• _Short problem_
Pick every line from the data that holds the word "October".

• _Source material_
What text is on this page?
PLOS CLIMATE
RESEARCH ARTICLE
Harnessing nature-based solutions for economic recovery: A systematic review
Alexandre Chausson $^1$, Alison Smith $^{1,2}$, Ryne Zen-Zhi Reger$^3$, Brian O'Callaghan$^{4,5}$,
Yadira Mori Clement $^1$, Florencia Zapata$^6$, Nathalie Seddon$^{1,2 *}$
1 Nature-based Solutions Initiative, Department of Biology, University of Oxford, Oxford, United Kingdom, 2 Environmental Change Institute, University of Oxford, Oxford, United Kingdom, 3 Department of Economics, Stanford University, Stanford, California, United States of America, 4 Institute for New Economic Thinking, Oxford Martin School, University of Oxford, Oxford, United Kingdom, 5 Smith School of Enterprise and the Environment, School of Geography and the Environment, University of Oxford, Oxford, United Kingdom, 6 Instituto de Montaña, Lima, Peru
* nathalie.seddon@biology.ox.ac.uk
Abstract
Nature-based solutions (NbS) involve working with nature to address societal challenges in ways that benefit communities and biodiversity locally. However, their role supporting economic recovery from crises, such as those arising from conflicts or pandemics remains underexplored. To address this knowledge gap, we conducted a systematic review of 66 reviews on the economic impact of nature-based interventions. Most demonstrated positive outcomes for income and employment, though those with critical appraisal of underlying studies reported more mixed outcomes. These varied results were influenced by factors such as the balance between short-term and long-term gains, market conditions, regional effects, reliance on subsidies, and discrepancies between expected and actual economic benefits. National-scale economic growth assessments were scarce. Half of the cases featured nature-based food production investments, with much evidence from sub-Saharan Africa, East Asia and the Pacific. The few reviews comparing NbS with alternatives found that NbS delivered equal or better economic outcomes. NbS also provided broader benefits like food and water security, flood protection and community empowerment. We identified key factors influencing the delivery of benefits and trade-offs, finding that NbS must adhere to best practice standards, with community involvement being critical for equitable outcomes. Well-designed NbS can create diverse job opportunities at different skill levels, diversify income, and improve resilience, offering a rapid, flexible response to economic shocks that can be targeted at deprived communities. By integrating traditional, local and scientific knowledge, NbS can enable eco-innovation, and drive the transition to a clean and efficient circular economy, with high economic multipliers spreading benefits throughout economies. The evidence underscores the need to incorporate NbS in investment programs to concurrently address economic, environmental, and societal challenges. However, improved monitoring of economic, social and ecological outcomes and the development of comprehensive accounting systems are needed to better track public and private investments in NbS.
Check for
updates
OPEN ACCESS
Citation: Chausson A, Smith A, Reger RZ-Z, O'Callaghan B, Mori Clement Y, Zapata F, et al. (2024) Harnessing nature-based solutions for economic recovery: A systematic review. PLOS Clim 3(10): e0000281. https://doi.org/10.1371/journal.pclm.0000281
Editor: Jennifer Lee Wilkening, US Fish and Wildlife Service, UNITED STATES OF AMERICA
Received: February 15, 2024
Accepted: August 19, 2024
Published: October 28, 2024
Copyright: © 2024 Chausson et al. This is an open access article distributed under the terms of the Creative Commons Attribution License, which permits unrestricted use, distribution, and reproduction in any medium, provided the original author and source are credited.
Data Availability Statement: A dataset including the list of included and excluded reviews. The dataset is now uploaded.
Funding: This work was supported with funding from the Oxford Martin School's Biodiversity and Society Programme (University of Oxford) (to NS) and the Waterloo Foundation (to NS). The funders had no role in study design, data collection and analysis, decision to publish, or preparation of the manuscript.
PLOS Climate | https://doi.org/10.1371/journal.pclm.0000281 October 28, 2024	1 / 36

• _Task response_
Published: October 28, 2024
PLOS Climate | https://doi.org/10.1371/journal.pclm.0000281 October 28, 2024	1 / 36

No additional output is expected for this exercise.